Foi um desfilar de carros e camiões de Tchon Bom a Praia com paragens obrigatórias nos povoados mais importantes, ao som das palavras de ordem de momento.

A chegada à Praia, momento político importante, pois era na capital que residia a força maior do PAIGC, os gritos e as palavras de ordem se multiplicaram por todas as ruas e bairros. Foi uma festa pá, fiquei contente diria Chico Buarque de Holanda, sendo, no entanto, brasileiro.

Depois deste dia nunca mais ouvi falar desse 1º de maio, em que centenas de jovens desafiaram o regime fascista português e abriram as portas da liberdade a mais de uma dezena de presos políticos angolanos e cabo-verdianos.

Do primeiro de maio ouvi sempre, a partir de 5 de julho de 1975, referências ao dia do trabalhador. Mas não era um dia de luta, de manifestações. Em Cabo Verde os sindicatos na altura, autênticos comités do PAIGC, achavam e tornaram isso uma realidade a meu ver triste, que o primeiro de maio devia ser o dia dos pikeniks, dia que se organizava e ainda infelizmente é assim, passeios às praias de mar. Manifestações, que não as do regime, lembrança de alguns momentos históricos, mas com “protagonistas não oficiais”, ou seja, com protagonistas que não estiveram no mato da Guiné Bissau ou em Conacri foram “apagadas” ou esquecidas.

De qualquer das formas, valeu a pena pessoal!

Tober



6 COMENTÁRIOS

  1. Para que estes momentos da nossa história fiquem ainda mais completos e com mais veracidade, queria acrescentar aos acontecimentos em Santiago, que, antes desse dia, isto é, ainda no dia 26 de Abril (no dia seguinte ao 25 de Abril) no periodo da tarde, em S.Vicente houvera uma enorme manifestação pela artérias da cidade do Mindelo, com muita gente, muitas palavras de ordem e muito raboliço.

  2. Uma nota apenas. A maioria dos presos políticos eram de Santa Catarina ( principalmente ligados ao famoso caso “ Pérolas do Oceano “ de modo que o cortejo teve que fazer a via de Figueira das Naus e parar em Assomada. Bem, não duvido do que disse o História. Aqui, na Praia, depois do 25 de Abril houve um momento de incertezas quanto à PIDE. O General Spínola como Presidente da Junta de Salvação Nacional de Portugal não merecia muita confiança e no discurso deixou entender que as mudanças eram principalmente em Portugal. Ai, pelos dias 27 e 28 de Abril, a delegação de Cabo Verde do MFA garantiu a extinção da PIDE/DGS eram para as Colônias também. Assim, a anteceder o 1 o de Maio, houve a caça aos PIDES e informadores. Os agentes da PIDE e muitos destacados informadores foram concentrados no quartel e num barco de guerra partiram para Portugal. Na mesma altura saiu uma lista dos informadores da PIDE cabo verdianos e estes para fugir da fúria da população foram dormir nos quartéis. Entretanto, os advogados cabo verdianos prepararam todos os documentos que permitissem a libertação dos presos políticos sem demoras. Também a 27 houve uma reunião geral no Cinema da Praia, dando mote do que seria a ida ao Tarrafal o dia 1 de Maio. Uns anos antes a liderança clandestina do PAIGC tinha mudado.
__________________________________________________
Lista de tarefas:
1/ Enumere, sem repetições, todas as siglas de organizações que aparecem no texto.
2/ Reproduza fielmente o trecho do texto entre "Do primeiro de" e "a pena pessoal!", ambos incluídos.

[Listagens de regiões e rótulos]
__________________________________________________
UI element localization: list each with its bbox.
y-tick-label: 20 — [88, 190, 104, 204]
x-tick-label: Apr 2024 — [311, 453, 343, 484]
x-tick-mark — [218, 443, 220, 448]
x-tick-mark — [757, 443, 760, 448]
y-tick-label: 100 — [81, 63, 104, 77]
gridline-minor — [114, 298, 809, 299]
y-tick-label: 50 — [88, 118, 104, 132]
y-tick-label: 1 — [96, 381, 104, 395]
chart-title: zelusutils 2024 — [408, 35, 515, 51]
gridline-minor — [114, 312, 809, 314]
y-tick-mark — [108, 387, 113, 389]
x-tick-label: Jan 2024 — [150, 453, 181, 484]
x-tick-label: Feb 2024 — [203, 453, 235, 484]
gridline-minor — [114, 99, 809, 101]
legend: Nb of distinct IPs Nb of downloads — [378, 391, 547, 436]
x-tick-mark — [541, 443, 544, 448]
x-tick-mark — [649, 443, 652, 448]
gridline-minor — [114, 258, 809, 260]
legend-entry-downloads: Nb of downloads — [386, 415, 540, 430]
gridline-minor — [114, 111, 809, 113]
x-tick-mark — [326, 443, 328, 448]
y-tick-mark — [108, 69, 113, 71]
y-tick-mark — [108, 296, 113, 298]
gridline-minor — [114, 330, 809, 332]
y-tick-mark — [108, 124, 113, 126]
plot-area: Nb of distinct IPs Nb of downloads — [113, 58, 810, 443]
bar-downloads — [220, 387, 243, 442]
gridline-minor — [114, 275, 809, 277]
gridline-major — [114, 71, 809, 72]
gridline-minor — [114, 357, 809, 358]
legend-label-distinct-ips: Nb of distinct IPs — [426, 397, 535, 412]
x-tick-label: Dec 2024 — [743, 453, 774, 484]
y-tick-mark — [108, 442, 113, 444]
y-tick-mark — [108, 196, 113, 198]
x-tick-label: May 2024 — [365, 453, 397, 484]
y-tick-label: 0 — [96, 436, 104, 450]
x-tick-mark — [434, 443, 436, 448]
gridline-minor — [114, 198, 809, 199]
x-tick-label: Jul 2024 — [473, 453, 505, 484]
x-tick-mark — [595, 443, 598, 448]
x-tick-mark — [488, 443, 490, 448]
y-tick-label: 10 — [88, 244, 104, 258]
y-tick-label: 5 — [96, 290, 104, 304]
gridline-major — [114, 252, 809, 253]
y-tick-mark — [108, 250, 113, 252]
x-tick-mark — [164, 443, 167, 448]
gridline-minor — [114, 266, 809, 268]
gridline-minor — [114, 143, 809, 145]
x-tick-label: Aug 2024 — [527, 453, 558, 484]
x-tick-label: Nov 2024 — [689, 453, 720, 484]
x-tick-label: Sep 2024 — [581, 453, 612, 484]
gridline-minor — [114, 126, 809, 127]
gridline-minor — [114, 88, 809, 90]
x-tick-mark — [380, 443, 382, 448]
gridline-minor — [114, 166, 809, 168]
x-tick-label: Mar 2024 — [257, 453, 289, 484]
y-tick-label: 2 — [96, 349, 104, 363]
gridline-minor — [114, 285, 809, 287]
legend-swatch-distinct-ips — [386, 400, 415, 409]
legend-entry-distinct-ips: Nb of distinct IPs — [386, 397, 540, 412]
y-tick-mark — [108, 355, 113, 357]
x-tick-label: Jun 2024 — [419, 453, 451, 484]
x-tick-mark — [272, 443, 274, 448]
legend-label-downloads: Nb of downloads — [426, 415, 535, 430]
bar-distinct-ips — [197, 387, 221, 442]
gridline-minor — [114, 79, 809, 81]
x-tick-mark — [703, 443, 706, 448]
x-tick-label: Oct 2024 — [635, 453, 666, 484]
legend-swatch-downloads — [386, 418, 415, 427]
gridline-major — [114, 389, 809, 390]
__________________________________________________
Soluções das tarefas:
1/ PAIGC, PIDE, DGS, MFA

2/
Do primeiro de maio ouvi sempre, a partir de 5 de julho de 1975, referências ao dia do trabalhador. Mas não era um dia de luta, de manifestações. Em Cabo Verde os sindicatos na altura, autênticos comités do PAIGC, achavam e tornaram isso uma realidade a meu ver triste, que o primeiro de maio devia ser o dia dos pikeniks, dia que se organizava e ainda infelizmente é assim, passeios às praias de mar. Manifestações, que não as do regime, lembrança de alguns momentos históricos, mas com “protagonistas não oficiais”, ou seja, com protagonistas que não estiveram no mato da Guiné Bissau ou em Conacri foram “apagadas” ou esquecidas.

De qualquer das formas, valeu a pena pessoal!